Stored data
▬▬▬
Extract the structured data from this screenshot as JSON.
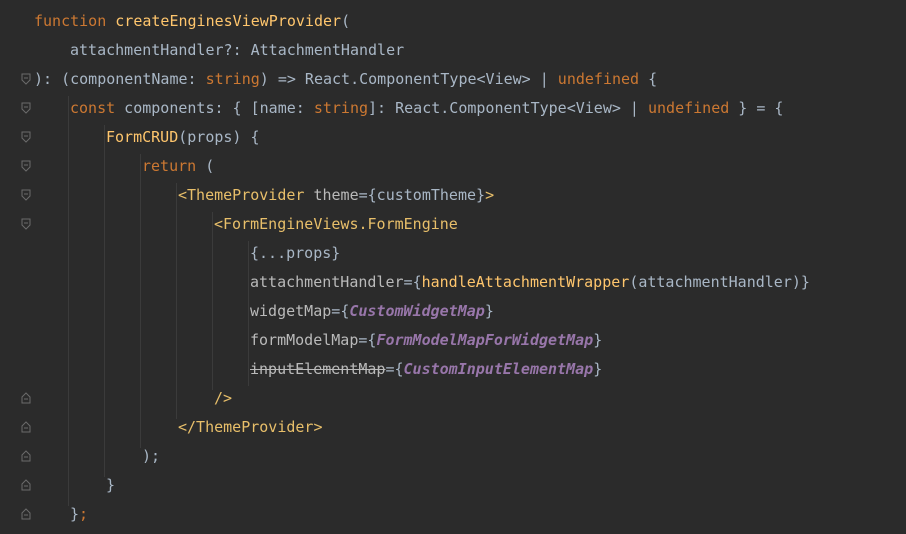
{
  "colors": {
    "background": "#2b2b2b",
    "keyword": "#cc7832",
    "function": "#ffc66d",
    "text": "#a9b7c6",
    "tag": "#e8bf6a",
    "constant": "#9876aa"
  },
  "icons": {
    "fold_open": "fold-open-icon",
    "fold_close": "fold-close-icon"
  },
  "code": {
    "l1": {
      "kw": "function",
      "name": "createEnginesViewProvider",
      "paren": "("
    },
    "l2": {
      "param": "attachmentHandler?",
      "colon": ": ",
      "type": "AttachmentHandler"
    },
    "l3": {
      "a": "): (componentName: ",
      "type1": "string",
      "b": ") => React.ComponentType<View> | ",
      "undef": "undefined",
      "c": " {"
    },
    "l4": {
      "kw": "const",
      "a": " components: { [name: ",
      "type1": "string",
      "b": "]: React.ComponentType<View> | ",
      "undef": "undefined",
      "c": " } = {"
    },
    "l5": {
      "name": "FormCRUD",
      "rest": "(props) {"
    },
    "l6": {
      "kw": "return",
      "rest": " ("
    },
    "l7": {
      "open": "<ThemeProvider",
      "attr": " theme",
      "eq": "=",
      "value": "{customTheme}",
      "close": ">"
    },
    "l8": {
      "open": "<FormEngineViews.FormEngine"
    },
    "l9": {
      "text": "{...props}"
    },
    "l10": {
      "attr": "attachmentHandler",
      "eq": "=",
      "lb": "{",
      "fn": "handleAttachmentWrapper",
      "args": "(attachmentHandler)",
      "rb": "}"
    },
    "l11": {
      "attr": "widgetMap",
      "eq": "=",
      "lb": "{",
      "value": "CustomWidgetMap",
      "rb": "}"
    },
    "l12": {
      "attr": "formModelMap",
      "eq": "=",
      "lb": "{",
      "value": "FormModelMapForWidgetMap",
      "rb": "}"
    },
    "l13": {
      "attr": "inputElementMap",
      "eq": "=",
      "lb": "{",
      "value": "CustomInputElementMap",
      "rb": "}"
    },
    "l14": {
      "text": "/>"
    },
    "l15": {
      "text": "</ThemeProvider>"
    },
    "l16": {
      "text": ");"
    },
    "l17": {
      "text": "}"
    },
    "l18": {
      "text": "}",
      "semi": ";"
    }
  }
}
▬▬▬
Return all lines of the material above in which the word "value" occurs.

      "value": "{customTheme}",
      "value": "CustomWidgetMap",
      "value": "FormModelMapForWidgetMap",
      "value": "CustomInputElementMap",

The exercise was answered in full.